**Exercise goal**
Transcribe every line of the records verbatim.

**Stored data**
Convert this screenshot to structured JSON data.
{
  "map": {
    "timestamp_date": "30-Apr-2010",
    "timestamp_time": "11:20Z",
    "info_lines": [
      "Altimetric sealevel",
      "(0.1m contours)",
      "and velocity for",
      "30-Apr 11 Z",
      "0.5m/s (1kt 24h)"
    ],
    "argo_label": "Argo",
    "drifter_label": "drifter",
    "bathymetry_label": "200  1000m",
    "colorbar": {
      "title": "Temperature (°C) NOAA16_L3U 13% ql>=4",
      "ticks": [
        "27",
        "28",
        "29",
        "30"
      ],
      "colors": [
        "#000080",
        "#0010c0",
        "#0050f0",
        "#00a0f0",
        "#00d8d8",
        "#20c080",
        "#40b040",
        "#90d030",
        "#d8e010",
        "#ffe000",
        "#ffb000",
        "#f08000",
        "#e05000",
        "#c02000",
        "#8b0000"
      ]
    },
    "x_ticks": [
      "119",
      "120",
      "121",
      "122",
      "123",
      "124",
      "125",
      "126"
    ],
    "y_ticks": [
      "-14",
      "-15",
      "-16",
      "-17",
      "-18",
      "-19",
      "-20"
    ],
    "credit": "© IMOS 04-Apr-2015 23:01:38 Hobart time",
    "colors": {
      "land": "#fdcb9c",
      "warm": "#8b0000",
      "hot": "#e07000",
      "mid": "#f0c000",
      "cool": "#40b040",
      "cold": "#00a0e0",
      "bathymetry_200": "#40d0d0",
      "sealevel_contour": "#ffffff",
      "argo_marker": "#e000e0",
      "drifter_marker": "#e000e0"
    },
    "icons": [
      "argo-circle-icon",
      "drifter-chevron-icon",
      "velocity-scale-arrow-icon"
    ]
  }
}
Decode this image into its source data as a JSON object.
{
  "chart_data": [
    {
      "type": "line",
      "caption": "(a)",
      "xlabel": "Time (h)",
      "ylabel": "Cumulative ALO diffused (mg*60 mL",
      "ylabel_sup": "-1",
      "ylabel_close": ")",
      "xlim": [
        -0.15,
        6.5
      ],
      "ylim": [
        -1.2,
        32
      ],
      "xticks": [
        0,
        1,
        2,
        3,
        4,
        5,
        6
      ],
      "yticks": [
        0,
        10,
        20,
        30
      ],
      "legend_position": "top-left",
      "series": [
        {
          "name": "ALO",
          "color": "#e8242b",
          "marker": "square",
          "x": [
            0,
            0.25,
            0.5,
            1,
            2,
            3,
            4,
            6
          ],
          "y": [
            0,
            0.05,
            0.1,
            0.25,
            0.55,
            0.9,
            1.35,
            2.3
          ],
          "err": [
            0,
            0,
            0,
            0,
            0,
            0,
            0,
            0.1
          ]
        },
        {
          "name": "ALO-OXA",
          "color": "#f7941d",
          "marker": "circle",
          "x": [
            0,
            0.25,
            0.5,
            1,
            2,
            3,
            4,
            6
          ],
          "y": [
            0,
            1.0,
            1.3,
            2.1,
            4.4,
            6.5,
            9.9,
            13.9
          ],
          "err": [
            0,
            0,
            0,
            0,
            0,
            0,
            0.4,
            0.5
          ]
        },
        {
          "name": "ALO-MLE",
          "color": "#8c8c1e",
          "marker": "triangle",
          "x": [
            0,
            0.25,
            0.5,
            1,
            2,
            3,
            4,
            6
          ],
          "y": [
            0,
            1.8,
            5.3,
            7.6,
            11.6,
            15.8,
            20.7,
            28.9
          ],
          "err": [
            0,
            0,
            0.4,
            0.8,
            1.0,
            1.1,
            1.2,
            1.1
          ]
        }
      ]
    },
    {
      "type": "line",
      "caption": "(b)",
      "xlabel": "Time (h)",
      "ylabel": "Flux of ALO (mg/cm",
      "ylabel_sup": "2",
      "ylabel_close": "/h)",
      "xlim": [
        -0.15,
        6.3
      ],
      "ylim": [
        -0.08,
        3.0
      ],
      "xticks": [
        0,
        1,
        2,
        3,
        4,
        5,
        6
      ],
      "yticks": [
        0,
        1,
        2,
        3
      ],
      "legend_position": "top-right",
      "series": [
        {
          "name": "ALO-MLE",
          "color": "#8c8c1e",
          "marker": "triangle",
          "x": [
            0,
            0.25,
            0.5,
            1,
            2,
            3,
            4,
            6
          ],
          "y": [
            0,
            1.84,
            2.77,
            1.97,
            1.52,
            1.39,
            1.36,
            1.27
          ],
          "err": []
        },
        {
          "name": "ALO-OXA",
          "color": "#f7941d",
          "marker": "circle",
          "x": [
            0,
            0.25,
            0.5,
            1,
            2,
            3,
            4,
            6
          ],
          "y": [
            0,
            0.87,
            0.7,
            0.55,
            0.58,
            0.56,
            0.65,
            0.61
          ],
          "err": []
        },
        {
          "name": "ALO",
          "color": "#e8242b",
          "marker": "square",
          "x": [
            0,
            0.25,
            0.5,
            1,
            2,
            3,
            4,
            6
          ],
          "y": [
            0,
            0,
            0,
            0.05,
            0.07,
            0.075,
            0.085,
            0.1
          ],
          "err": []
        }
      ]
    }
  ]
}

**Answer to the task**
Convert this screenshot to structured JSON data.
{
  "map": {
    "timestamp_date": "30-Apr-2010",
    "timestamp_time": "11:20Z",
    "info_lines": [
      "Altimetric sealevel",
      "(0.1m contours)",
      "and velocity for",
      "30-Apr 11 Z",
      "0.5m/s (1kt 24h)"
    ],
    "argo_label": "Argo",
    "drifter_label": "drifter",
    "bathymetry_label": "200  1000m",
    "colorbar": {
      "title": "Temperature (°C) NOAA16_L3U 13% ql>=4",
      "ticks": [
        "27",
        "28",
        "29",
        "30"
      ],
      "colors": [
        "#000080",
        "#0010c0",
        "#0050f0",
        "#00a0f0",
        "#00d8d8",
        "#20c080",
        "#40b040",
        "#90d030",
        "#d8e010",
        "#ffe000",
        "#ffb000",
        "#f08000",
        "#e05000",
        "#c02000",
        "#8b0000"
      ]
    },
    "x_ticks": [
      "119",
      "120",
      "121",
      "122",
      "123",
      "124",
      "125",
      "126"
    ],
    "y_ticks": [
      "-14",
      "-15",
      "-16",
      "-17",
      "-18",
      "-19",
      "-20"
    ],
    "credit": "© IMOS 04-Apr-2015 23:01:38 Hobart time",
    "colors": {
      "land": "#fdcb9c",
      "warm": "#8b0000",
      "hot": "#e07000",
      "mid": "#f0c000",
      "cool": "#40b040",
      "cold": "#00a0e0",
      "bathymetry_200": "#40d0d0",
      "sealevel_contour": "#ffffff",
      "argo_marker": "#e000e0",
      "drifter_marker": "#e000e0"
    },
    "icons": [
      "argo-circle-icon",
      "drifter-chevron-icon",
      "velocity-scale-arrow-icon"
    ]
  }
}
Decode this image into its source data as a JSON object.
{
  "chart_data": [
    {
      "type": "line",
      "caption": "(a)",
      "xlabel": "Time (h)",
      "ylabel": "Cumulative ALO diffused (mg*60 mL",
      "ylabel_sup": "-1",
      "ylabel_close": ")",
      "xlim": [
        -0.15,
        6.5
      ],
      "ylim": [
        -1.2,
        32
      ],
      "xticks": [
        0,
        1,
        2,
        3,
        4,
        5,
        6
      ],
      "yticks": [
        0,
        10,
        20,
        30
      ],
      "legend_position": "top-left",
      "series": [
        {
          "name": "ALO",
          "color": "#e8242b",
          "marker": "square",
          "x": [
            0,
            0.25,
            0.5,
            1,
            2,
            3,
            4,
            6
          ],
          "y": [
            0,
            0.05,
            0.1,
            0.25,
            0.55,
            0.9,
            1.35,
            2.3
          ],
          "err": [
            0,
            0,
            0,
            0,
            0,
            0,
            0,
            0.1
          ]
        },
        {
          "name": "ALO-OXA",
          "color": "#f7941d",
          "marker": "circle",
          "x": [
            0,
            0.25,
            0.5,
            1,
            2,
            3,
            4,
            6
          ],
          "y": [
            0,
            1.0,
            1.3,
            2.1,
            4.4,
            6.5,
            9.9,
            13.9
          ],
          "err": [
            0,
            0,
            0,
            0,
            0,
            0,
            0.4,
            0.5
          ]
        },
        {
          "name": "ALO-MLE",
          "color": "#8c8c1e",
          "marker": "triangle",
          "x": [
            0,
            0.25,
            0.5,
            1,
            2,
            3,
            4,
            6
          ],
          "y": [
            0,
            1.8,
            5.3,
            7.6,
            11.6,
            15.8,
            20.7,
            28.9
          ],
          "err": [
            0,
            0,
            0.4,
            0.8,
            1.0,
            1.1,
            1.2,
            1.1
          ]
        }
      ]
    },
    {
      "type": "line",
      "caption": "(b)",
      "xlabel": "Time (h)",
      "ylabel": "Flux of ALO (mg/cm",
      "ylabel_sup": "2",
      "ylabel_close": "/h)",
      "xlim": [
        -0.15,
        6.3
      ],
      "ylim": [
        -0.08,
        3.0
      ],
      "xticks": [
        0,
        1,
        2,
        3,
        4,
        5,
        6
      ],
      "yticks": [
        0,
        1,
        2,
        3
      ],
      "legend_position": "top-right",
      "series": [
        {
          "name": "ALO-MLE",
          "color": "#8c8c1e",
          "marker": "triangle",
          "x": [
            0,
            0.25,
            0.5,
            1,
            2,
            3,
            4,
            6
          ],
          "y": [
            0,
            1.84,
            2.77,
            1.97,
            1.52,
            1.39,
            1.36,
            1.27
          ],
          "err": []
        },
        {
          "name": "ALO-OXA",
          "color": "#f7941d",
          "marker": "circle",
          "x": [
            0,
            0.25,
            0.5,
            1,
            2,
            3,
            4,
            6
          ],
          "y": [
            0,
            0.87,
            0.7,
            0.55,
            0.58,
            0.56,
            0.65,
            0.61
          ],
          "err": []
        },
        {
          "name": "ALO",
          "color": "#e8242b",
          "marker": "square",
          "x": [
            0,
            0.25,
            0.5,
            1,
            2,
            3,
            4,
            6
          ],
          "y": [
            0,
            0,
            0,
            0.05,
            0.07,
            0.075,
            0.085,
            0.1
          ],
          "err": []
        }
      ]
    }
  ]
}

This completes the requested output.